→ WORK TO BE COMPLETED:
Scan the records and identify every line in which the string "name" occurs, then return those lines.

→ GIVEN INFORMATION:
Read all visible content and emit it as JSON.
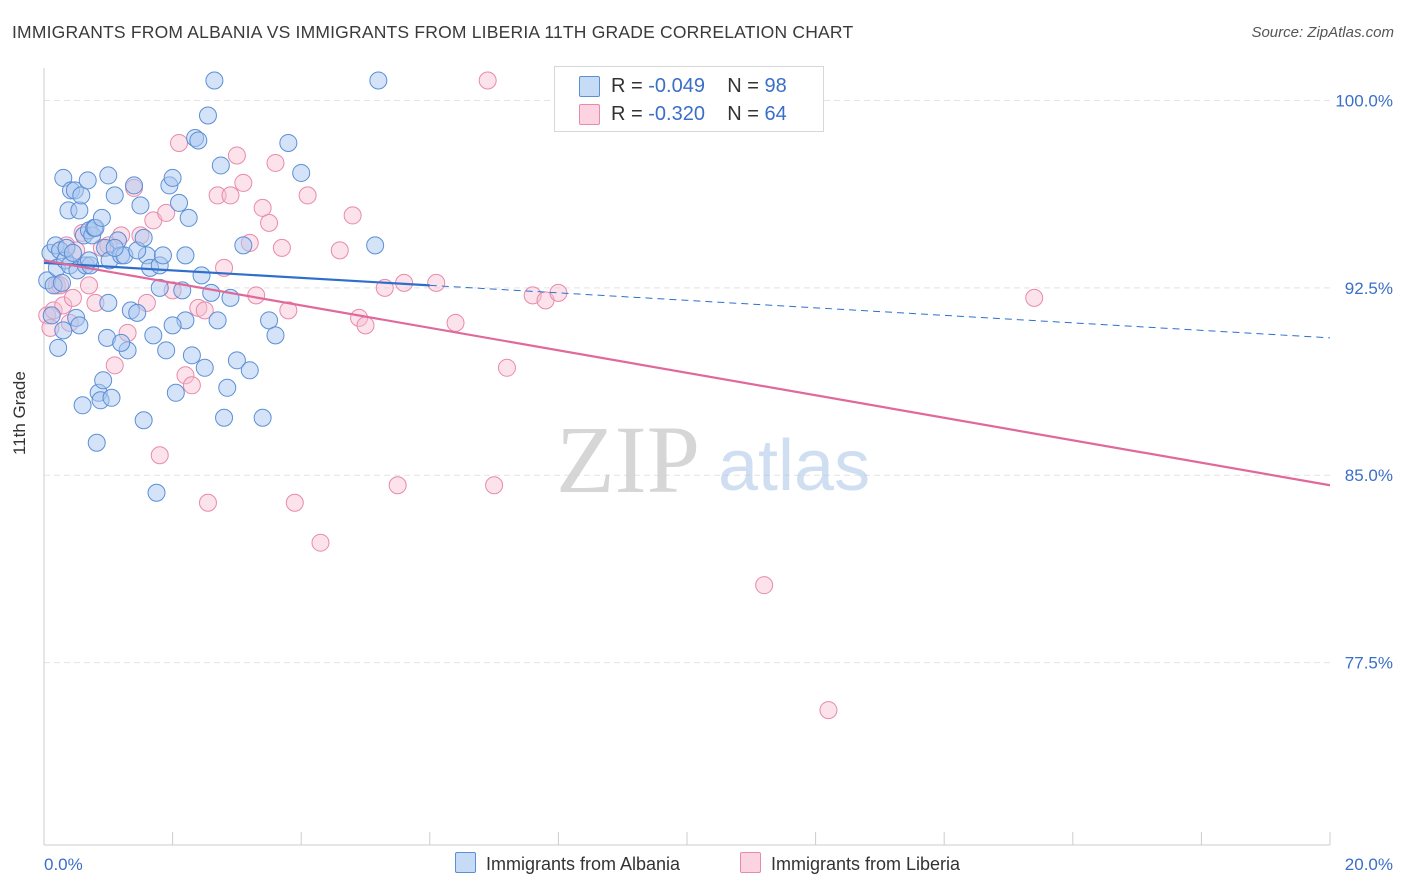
{
  "header": {
    "title": "IMMIGRANTS FROM ALBANIA VS IMMIGRANTS FROM LIBERIA 11TH GRADE CORRELATION CHART",
    "source": "Source: ZipAtlas.com"
  },
  "watermark": {
    "zip": "ZIP",
    "atlas": "atlas"
  },
  "legend": {
    "albania": {
      "r_label": "R =",
      "r_value": "-0.049",
      "n_label": "N =",
      "n_value": "98",
      "name": "Immigrants from Albania"
    },
    "liberia": {
      "r_label": "R =",
      "r_value": "-0.320",
      "n_label": "N =",
      "n_value": "64",
      "name": "Immigrants from Liberia"
    }
  },
  "colors": {
    "albania_fill": "#a9c8f0",
    "albania_stroke": "#5b8fd6",
    "albania_line": "#2f6fcc",
    "liberia_fill": "#f7bfd3",
    "liberia_stroke": "#e88aab",
    "liberia_line": "#e0699a",
    "tick_label": "#3a6fc7"
  },
  "chart_data": {
    "type": "scatter",
    "title": "IMMIGRANTS FROM ALBANIA VS IMMIGRANTS FROM LIBERIA 11TH GRADE CORRELATION CHART",
    "xlabel": "",
    "ylabel": "11th Grade",
    "xlim": [
      0,
      20
    ],
    "ylim": [
      70.2,
      100.9
    ],
    "x_tick_labels": [
      "0.0%",
      "20.0%"
    ],
    "y_ticks": [
      77.5,
      85.0,
      92.5,
      100.0
    ],
    "y_tick_labels": [
      "77.5%",
      "85.0%",
      "92.5%",
      "100.0%"
    ],
    "grid": true,
    "series": [
      {
        "name": "Immigrants from Albania",
        "r": -0.049,
        "n": 98,
        "trend": {
          "x0": 0.0,
          "y0": 93.5,
          "x1": 6.0,
          "y1": 92.6,
          "dashed_to_x": 20.0,
          "dashed_to_y": 90.5
        },
        "points": [
          [
            0.05,
            92.8
          ],
          [
            0.1,
            93.9
          ],
          [
            0.12,
            91.4
          ],
          [
            0.15,
            92.6
          ],
          [
            0.18,
            94.2
          ],
          [
            0.2,
            93.3
          ],
          [
            0.22,
            90.1
          ],
          [
            0.25,
            94.0
          ],
          [
            0.28,
            92.7
          ],
          [
            0.3,
            96.9
          ],
          [
            0.33,
            93.6
          ],
          [
            0.35,
            94.1
          ],
          [
            0.38,
            95.6
          ],
          [
            0.4,
            93.4
          ],
          [
            0.42,
            96.4
          ],
          [
            0.45,
            93.9
          ],
          [
            0.48,
            96.4
          ],
          [
            0.5,
            91.3
          ],
          [
            0.52,
            93.2
          ],
          [
            0.55,
            95.6
          ],
          [
            0.58,
            96.2
          ],
          [
            0.6,
            87.8
          ],
          [
            0.62,
            94.6
          ],
          [
            0.65,
            93.4
          ],
          [
            0.68,
            96.8
          ],
          [
            0.7,
            94.8
          ],
          [
            0.72,
            93.4
          ],
          [
            0.75,
            94.6
          ],
          [
            0.78,
            94.9
          ],
          [
            0.8,
            94.9
          ],
          [
            0.82,
            86.3
          ],
          [
            0.85,
            88.3
          ],
          [
            0.88,
            88.0
          ],
          [
            0.9,
            95.3
          ],
          [
            0.92,
            88.8
          ],
          [
            0.95,
            94.1
          ],
          [
            0.98,
            90.5
          ],
          [
            1.0,
            97.0
          ],
          [
            1.02,
            93.6
          ],
          [
            1.05,
            88.1
          ],
          [
            1.1,
            96.2
          ],
          [
            1.15,
            94.4
          ],
          [
            1.2,
            93.8
          ],
          [
            1.25,
            93.8
          ],
          [
            1.3,
            90.0
          ],
          [
            1.35,
            91.6
          ],
          [
            1.4,
            96.6
          ],
          [
            1.45,
            91.5
          ],
          [
            1.5,
            95.8
          ],
          [
            1.55,
            87.2
          ],
          [
            1.6,
            93.8
          ],
          [
            1.65,
            93.3
          ],
          [
            1.7,
            90.6
          ],
          [
            1.75,
            84.3
          ],
          [
            1.8,
            93.4
          ],
          [
            1.85,
            93.8
          ],
          [
            1.9,
            90.0
          ],
          [
            1.95,
            96.6
          ],
          [
            2.0,
            96.9
          ],
          [
            2.05,
            88.3
          ],
          [
            2.1,
            95.9
          ],
          [
            2.15,
            92.4
          ],
          [
            2.2,
            93.8
          ],
          [
            2.25,
            95.3
          ],
          [
            2.3,
            89.8
          ],
          [
            2.35,
            98.5
          ],
          [
            2.4,
            98.4
          ],
          [
            2.5,
            89.3
          ],
          [
            2.55,
            99.4
          ],
          [
            2.6,
            92.3
          ],
          [
            2.65,
            100.8
          ],
          [
            2.7,
            91.2
          ],
          [
            2.75,
            97.4
          ],
          [
            2.8,
            87.3
          ],
          [
            2.85,
            88.5
          ],
          [
            2.9,
            92.1
          ],
          [
            3.0,
            89.6
          ],
          [
            3.1,
            94.2
          ],
          [
            3.2,
            89.2
          ],
          [
            3.4,
            87.3
          ],
          [
            3.5,
            91.2
          ],
          [
            3.6,
            90.6
          ],
          [
            3.8,
            98.3
          ],
          [
            4.0,
            97.1
          ],
          [
            1.45,
            94.0
          ],
          [
            1.55,
            94.5
          ],
          [
            2.2,
            91.2
          ],
          [
            0.3,
            90.8
          ],
          [
            1.0,
            91.9
          ],
          [
            2.0,
            91.0
          ],
          [
            5.15,
            94.2
          ],
          [
            5.2,
            100.8
          ],
          [
            1.2,
            90.3
          ],
          [
            0.55,
            91.0
          ],
          [
            1.8,
            92.5
          ],
          [
            0.7,
            93.6
          ],
          [
            2.45,
            93.0
          ],
          [
            1.1,
            94.1
          ]
        ]
      },
      {
        "name": "Immigrants from Liberia",
        "r": -0.32,
        "n": 64,
        "trend": {
          "x0": 0.0,
          "y0": 93.6,
          "x1": 20.0,
          "y1": 84.6
        },
        "points": [
          [
            0.05,
            91.4
          ],
          [
            0.1,
            90.9
          ],
          [
            0.15,
            91.6
          ],
          [
            0.2,
            92.6
          ],
          [
            0.25,
            92.6
          ],
          [
            0.3,
            91.8
          ],
          [
            0.35,
            94.2
          ],
          [
            0.4,
            91.1
          ],
          [
            0.45,
            92.1
          ],
          [
            0.5,
            94.0
          ],
          [
            0.6,
            94.7
          ],
          [
            0.7,
            92.6
          ],
          [
            0.8,
            91.9
          ],
          [
            0.9,
            94.1
          ],
          [
            1.0,
            94.2
          ],
          [
            1.1,
            89.4
          ],
          [
            1.2,
            94.6
          ],
          [
            1.3,
            90.7
          ],
          [
            1.4,
            96.5
          ],
          [
            1.5,
            94.6
          ],
          [
            1.6,
            91.9
          ],
          [
            1.7,
            95.2
          ],
          [
            1.8,
            85.8
          ],
          [
            1.9,
            95.5
          ],
          [
            2.0,
            92.4
          ],
          [
            2.1,
            98.3
          ],
          [
            2.2,
            89.0
          ],
          [
            2.3,
            88.6
          ],
          [
            2.4,
            91.7
          ],
          [
            2.5,
            91.6
          ],
          [
            2.55,
            83.9
          ],
          [
            2.7,
            96.2
          ],
          [
            2.8,
            93.3
          ],
          [
            2.9,
            96.2
          ],
          [
            3.0,
            97.8
          ],
          [
            3.1,
            96.7
          ],
          [
            3.2,
            94.3
          ],
          [
            3.3,
            92.2
          ],
          [
            3.4,
            95.7
          ],
          [
            3.5,
            95.1
          ],
          [
            3.6,
            97.5
          ],
          [
            3.7,
            94.1
          ],
          [
            3.8,
            91.6
          ],
          [
            3.9,
            83.9
          ],
          [
            4.1,
            96.2
          ],
          [
            4.3,
            82.3
          ],
          [
            4.6,
            94.0
          ],
          [
            4.8,
            95.4
          ],
          [
            4.9,
            91.3
          ],
          [
            5.0,
            91.0
          ],
          [
            5.3,
            92.5
          ],
          [
            5.5,
            84.6
          ],
          [
            5.6,
            92.7
          ],
          [
            6.1,
            92.7
          ],
          [
            6.4,
            91.1
          ],
          [
            6.9,
            100.8
          ],
          [
            7.0,
            84.6
          ],
          [
            7.2,
            89.3
          ],
          [
            7.6,
            92.2
          ],
          [
            7.8,
            92.0
          ],
          [
            8.0,
            92.3
          ],
          [
            11.2,
            80.6
          ],
          [
            12.2,
            75.6
          ],
          [
            15.4,
            92.1
          ]
        ]
      }
    ]
  }
}
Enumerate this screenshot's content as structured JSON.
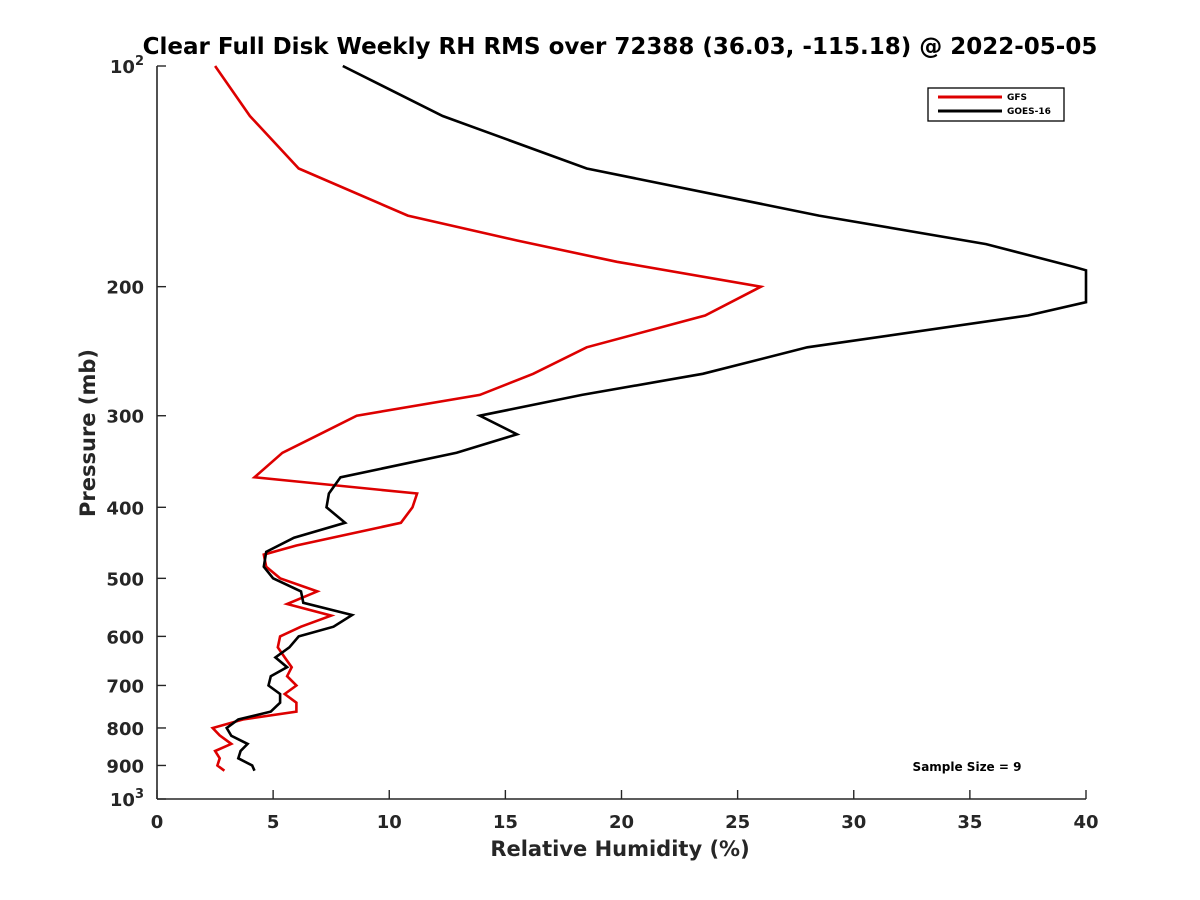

→ CORRECT ANSWER:
      "name": "Immigrants from Albania"
      "name": "Immigrants from Liberia"
        "name": "Immigrants from Albania",
        "name": "Immigrants from Liberia",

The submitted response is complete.